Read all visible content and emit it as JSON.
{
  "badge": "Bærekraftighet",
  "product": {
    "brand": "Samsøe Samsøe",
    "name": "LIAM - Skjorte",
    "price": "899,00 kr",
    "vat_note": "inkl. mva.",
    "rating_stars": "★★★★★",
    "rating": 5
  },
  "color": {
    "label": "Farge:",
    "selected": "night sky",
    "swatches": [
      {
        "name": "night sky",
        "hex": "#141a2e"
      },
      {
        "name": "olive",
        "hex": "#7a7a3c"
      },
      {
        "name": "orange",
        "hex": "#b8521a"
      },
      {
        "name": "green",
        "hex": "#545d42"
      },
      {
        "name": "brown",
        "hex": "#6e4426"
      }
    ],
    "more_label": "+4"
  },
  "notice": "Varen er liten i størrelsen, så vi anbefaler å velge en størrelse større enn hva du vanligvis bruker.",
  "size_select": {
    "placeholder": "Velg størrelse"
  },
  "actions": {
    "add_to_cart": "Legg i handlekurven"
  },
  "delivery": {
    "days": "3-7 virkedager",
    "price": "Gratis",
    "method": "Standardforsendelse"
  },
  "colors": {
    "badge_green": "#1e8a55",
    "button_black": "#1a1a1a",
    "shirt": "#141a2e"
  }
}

- - - -

Description of the task
From the records above, extract everything verbatim.

Answer to the exercise
Read all visible content and emit it as JSON.
{
  "badge": "Bærekraftighet",
  "product": {
    "brand": "Samsøe Samsøe",
    "name": "LIAM - Skjorte",
    "price": "899,00 kr",
    "vat_note": "inkl. mva.",
    "rating_stars": "★★★★★",
    "rating": 5
  },
  "color": {
    "label": "Farge:",
    "selected": "night sky",
    "swatches": [
      {
        "name": "night sky",
        "hex": "#141a2e"
      },
      {
        "name": "olive",
        "hex": "#7a7a3c"
      },
      {
        "name": "orange",
        "hex": "#b8521a"
      },
      {
        "name": "green",
        "hex": "#545d42"
      },
      {
        "name": "brown",
        "hex": "#6e4426"
      }
    ],
    "more_label": "+4"
  },
  "notice": "Varen er liten i størrelsen, så vi anbefaler å velge en størrelse større enn hva du vanligvis bruker.",
  "size_select": {
    "placeholder": "Velg størrelse"
  },
  "actions": {
    "add_to_cart": "Legg i handlekurven"
  },
  "delivery": {
    "days": "3-7 virkedager",
    "price": "Gratis",
    "method": "Standardforsendelse"
  },
  "colors": {
    "badge_green": "#1e8a55",
    "button_black": "#1a1a1a",
    "shirt": "#141a2e"
  }
}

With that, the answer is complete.